┌─ RECORD EXCERPTS
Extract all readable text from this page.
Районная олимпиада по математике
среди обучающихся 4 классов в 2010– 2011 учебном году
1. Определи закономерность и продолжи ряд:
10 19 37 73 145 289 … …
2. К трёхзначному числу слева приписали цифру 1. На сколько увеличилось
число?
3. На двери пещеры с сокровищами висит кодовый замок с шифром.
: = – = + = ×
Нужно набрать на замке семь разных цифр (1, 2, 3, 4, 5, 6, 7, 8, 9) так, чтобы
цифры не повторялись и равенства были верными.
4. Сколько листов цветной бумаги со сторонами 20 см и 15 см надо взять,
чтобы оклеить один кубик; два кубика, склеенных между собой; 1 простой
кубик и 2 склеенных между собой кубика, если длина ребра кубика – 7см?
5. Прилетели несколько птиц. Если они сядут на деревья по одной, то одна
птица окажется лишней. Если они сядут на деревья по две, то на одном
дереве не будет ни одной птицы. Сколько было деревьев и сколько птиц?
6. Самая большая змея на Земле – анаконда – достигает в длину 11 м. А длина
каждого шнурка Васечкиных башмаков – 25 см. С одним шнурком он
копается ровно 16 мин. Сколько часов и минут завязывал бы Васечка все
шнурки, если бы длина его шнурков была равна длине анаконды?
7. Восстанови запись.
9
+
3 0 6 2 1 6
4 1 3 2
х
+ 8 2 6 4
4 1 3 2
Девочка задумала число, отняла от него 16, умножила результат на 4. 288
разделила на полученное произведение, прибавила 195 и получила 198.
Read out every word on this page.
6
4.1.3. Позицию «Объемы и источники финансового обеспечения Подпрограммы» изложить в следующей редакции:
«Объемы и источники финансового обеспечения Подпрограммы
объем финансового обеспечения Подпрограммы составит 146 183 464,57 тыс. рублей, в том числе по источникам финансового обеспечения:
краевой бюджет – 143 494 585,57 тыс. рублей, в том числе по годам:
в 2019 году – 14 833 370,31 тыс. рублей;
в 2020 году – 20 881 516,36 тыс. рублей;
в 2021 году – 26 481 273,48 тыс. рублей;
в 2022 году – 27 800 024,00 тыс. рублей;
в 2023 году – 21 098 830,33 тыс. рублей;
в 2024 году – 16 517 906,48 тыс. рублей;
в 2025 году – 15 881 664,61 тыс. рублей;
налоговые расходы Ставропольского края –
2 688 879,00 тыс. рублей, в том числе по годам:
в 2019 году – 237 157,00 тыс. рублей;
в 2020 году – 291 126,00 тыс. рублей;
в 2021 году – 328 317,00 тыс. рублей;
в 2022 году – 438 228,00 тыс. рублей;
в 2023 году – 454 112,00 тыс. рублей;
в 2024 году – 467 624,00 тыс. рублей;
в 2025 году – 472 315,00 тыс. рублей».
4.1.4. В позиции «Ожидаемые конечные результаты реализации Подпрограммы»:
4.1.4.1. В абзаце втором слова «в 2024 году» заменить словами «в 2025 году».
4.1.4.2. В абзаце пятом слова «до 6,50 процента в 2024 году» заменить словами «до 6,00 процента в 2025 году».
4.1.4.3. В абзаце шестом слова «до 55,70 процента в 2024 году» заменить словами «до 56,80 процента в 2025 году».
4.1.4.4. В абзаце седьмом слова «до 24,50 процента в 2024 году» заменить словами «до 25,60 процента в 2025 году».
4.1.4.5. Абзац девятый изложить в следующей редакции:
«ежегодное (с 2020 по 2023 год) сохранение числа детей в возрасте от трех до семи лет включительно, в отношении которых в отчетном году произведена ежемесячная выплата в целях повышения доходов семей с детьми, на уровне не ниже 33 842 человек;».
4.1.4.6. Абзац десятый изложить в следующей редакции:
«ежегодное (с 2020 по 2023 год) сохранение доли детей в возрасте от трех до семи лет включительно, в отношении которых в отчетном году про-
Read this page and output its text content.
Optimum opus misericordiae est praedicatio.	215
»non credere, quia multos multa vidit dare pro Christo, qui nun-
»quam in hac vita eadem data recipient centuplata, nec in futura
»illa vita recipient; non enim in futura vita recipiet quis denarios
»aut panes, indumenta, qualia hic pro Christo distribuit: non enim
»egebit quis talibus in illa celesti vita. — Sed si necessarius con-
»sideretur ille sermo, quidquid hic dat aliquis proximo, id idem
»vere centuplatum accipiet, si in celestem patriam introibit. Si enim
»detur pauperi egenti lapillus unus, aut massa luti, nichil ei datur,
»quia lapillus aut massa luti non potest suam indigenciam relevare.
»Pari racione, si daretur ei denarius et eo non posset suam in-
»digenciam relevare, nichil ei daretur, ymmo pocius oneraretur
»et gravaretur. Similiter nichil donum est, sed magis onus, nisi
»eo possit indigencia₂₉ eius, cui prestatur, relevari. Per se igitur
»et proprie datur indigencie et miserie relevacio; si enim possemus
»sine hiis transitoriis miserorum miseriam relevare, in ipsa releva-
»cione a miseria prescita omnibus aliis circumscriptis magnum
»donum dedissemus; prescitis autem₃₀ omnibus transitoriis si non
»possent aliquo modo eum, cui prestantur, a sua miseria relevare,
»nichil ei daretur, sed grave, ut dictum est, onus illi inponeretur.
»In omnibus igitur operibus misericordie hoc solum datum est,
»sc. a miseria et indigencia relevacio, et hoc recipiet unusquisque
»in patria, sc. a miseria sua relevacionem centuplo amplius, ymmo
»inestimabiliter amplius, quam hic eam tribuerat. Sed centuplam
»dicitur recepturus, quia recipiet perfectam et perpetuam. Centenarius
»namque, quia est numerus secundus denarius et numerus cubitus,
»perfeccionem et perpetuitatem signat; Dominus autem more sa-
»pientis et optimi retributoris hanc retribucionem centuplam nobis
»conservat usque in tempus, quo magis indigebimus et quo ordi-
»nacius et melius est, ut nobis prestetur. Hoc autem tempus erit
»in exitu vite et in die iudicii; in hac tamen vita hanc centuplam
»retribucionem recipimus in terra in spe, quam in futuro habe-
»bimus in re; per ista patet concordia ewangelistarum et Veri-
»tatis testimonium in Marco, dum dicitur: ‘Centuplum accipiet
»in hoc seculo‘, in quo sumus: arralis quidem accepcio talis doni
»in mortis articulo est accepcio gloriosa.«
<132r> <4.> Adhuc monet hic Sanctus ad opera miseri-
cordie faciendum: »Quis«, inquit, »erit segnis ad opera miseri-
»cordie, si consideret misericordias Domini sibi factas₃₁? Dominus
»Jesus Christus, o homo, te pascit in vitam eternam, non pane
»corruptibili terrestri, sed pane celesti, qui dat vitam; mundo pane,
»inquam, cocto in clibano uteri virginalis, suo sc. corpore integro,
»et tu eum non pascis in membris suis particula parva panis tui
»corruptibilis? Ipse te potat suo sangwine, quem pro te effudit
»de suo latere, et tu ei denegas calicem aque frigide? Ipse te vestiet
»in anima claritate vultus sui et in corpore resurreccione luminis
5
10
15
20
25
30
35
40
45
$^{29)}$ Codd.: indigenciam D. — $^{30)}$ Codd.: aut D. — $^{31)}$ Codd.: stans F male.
└─
- TASK OBJECTIVE -
Copy out the material word for word and line for line.

- RESULT OF THE TASK -
Extract all readable text from this page.
Районная олимпиада по математике
среди обучающихся 4 классов в 2010– 2011 учебном году
1. Определи закономерность и продолжи ряд:
10 19 37 73 145 289 … …
2. К трёхзначному числу слева приписали цифру 1. На сколько увеличилось
число?
3. На двери пещеры с сокровищами висит кодовый замок с шифром.
: = – = + = ×
Нужно набрать на замке семь разных цифр (1, 2, 3, 4, 5, 6, 7, 8, 9) так, чтобы
цифры не повторялись и равенства были верными.
4. Сколько листов цветной бумаги со сторонами 20 см и 15 см надо взять,
чтобы оклеить один кубик; два кубика, склеенных между собой; 1 простой
кубик и 2 склеенных между собой кубика, если длина ребра кубика – 7см?
5. Прилетели несколько птиц. Если они сядут на деревья по одной, то одна
птица окажется лишней. Если они сядут на деревья по две, то на одном
дереве не будет ни одной птицы. Сколько было деревьев и сколько птиц?
6. Самая большая змея на Земле – анаконда – достигает в длину 11 м. А длина
каждого шнурка Васечкиных башмаков – 25 см. С одним шнурком он
копается ровно 16 мин. Сколько часов и минут завязывал бы Васечка все
шнурки, если бы длина его шнурков была равна длине анаконды?
7. Восстанови запись.
9
+
3 0 6 2 1 6
4 1 3 2
х
+ 8 2 6 4
4 1 3 2
Девочка задумала число, отняла от него 16, умножила результат на 4. 288
разделила на полученное произведение, прибавила 195 и получила 198.
Read out every word on this page.
6
4.1.3. Позицию «Объемы и источники финансового обеспечения Подпрограммы» изложить в следующей редакции:
«Объемы и источники финансового обеспечения Подпрограммы
объем финансового обеспечения Подпрограммы составит 146 183 464,57 тыс. рублей, в том числе по источникам финансового обеспечения:
краевой бюджет – 143 494 585,57 тыс. рублей, в том числе по годам:
в 2019 году – 14 833 370,31 тыс. рублей;
в 2020 году – 20 881 516,36 тыс. рублей;
в 2021 году – 26 481 273,48 тыс. рублей;
в 2022 году – 27 800 024,00 тыс. рублей;
в 2023 году – 21 098 830,33 тыс. рублей;
в 2024 году – 16 517 906,48 тыс. рублей;
в 2025 году – 15 881 664,61 тыс. рублей;
налоговые расходы Ставропольского края –
2 688 879,00 тыс. рублей, в том числе по годам:
в 2019 году – 237 157,00 тыс. рублей;
в 2020 году – 291 126,00 тыс. рублей;
в 2021 году – 328 317,00 тыс. рублей;
в 2022 году – 438 228,00 тыс. рублей;
в 2023 году – 454 112,00 тыс. рублей;
в 2024 году – 467 624,00 тыс. рублей;
в 2025 году – 472 315,00 тыс. рублей».
4.1.4. В позиции «Ожидаемые конечные результаты реализации Подпрограммы»:
4.1.4.1. В абзаце втором слова «в 2024 году» заменить словами «в 2025 году».
4.1.4.2. В абзаце пятом слова «до 6,50 процента в 2024 году» заменить словами «до 6,00 процента в 2025 году».
4.1.4.3. В абзаце шестом слова «до 55,70 процента в 2024 году» заменить словами «до 56,80 процента в 2025 году».
4.1.4.4. В абзаце седьмом слова «до 24,50 процента в 2024 году» заменить словами «до 25,60 процента в 2025 году».
4.1.4.5. Абзац девятый изложить в следующей редакции:
«ежегодное (с 2020 по 2023 год) сохранение числа детей в возрасте от трех до семи лет включительно, в отношении которых в отчетном году произведена ежемесячная выплата в целях повышения доходов семей с детьми, на уровне не ниже 33 842 человек;».
4.1.4.6. Абзац десятый изложить в следующей редакции:
«ежегодное (с 2020 по 2023 год) сохранение доли детей в возрасте от трех до семи лет включительно, в отношении которых в отчетном году про-
Read this page and output its text content.
Optimum opus misericordiae est praedicatio.	215
»non credere, quia multos multa vidit dare pro Christo, qui nun-
»quam in hac vita eadem data recipient centuplata, nec in futura
»illa vita recipient; non enim in futura vita recipiet quis denarios
»aut panes, indumenta, qualia hic pro Christo distribuit: non enim
»egebit quis talibus in illa celesti vita. — Sed si necessarius con-
»sideretur ille sermo, quidquid hic dat aliquis proximo, id idem
»vere centuplatum accipiet, si in celestem patriam introibit. Si enim
»detur pauperi egenti lapillus unus, aut massa luti, nichil ei datur,
»quia lapillus aut massa luti non potest suam indigenciam relevare.
»Pari racione, si daretur ei denarius et eo non posset suam in-
»digenciam relevare, nichil ei daretur, ymmo pocius oneraretur
»et gravaretur. Similiter nichil donum est, sed magis onus, nisi
»eo possit indigencia₂₉ eius, cui prestatur, relevari. Per se igitur
»et proprie datur indigencie et miserie relevacio; si enim possemus
»sine hiis transitoriis miserorum miseriam relevare, in ipsa releva-
»cione a miseria prescita omnibus aliis circumscriptis magnum
»donum dedissemus; prescitis autem₃₀ omnibus transitoriis si non
»possent aliquo modo eum, cui prestantur, a sua miseria relevare,
»nichil ei daretur, sed grave, ut dictum est, onus illi inponeretur.
»In omnibus igitur operibus misericordie hoc solum datum est,
»sc. a miseria et indigencia relevacio, et hoc recipiet unusquisque
»in patria, sc. a miseria sua relevacionem centuplo amplius, ymmo
»inestimabiliter amplius, quam hic eam tribuerat. Sed centuplam
»dicitur recepturus, quia recipiet perfectam et perpetuam. Centenarius
»namque, quia est numerus secundus denarius et numerus cubitus,
»perfeccionem et perpetuitatem signat; Dominus autem more sa-
»pientis et optimi retributoris hanc retribucionem centuplam nobis
»conservat usque in tempus, quo magis indigebimus et quo ordi-
»nacius et melius est, ut nobis prestetur. Hoc autem tempus erit
»in exitu vite et in die iudicii; in hac tamen vita hanc centuplam
»retribucionem recipimus in terra in spe, quam in futuro habe-
»bimus in re; per ista patet concordia ewangelistarum et Veri-
»tatis testimonium in Marco, dum dicitur: ‘Centuplum accipiet
»in hoc seculo‘, in quo sumus: arralis quidem accepcio talis doni
»in mortis articulo est accepcio gloriosa.«
<132r> <4.> Adhuc monet hic Sanctus ad opera miseri-
cordie faciendum: »Quis«, inquit, »erit segnis ad opera miseri-
»cordie, si consideret misericordias Domini sibi factas₃₁? Dominus
»Jesus Christus, o homo, te pascit in vitam eternam, non pane
»corruptibili terrestri, sed pane celesti, qui dat vitam; mundo pane,
»inquam, cocto in clibano uteri virginalis, suo sc. corpore integro,
»et tu eum non pascis in membris suis particula parva panis tui
»corruptibilis? Ipse te potat suo sangwine, quem pro te effudit
»de suo latere, et tu ei denegas calicem aque frigide? Ipse te vestiet
»in anima claritate vultus sui et in corpore resurreccione luminis
5
10
15
20
25
30
35
40
45
$^{29)}$ Codd.: indigenciam D. — $^{30)}$ Codd.: aut D. — $^{31)}$ Codd.: stans F male.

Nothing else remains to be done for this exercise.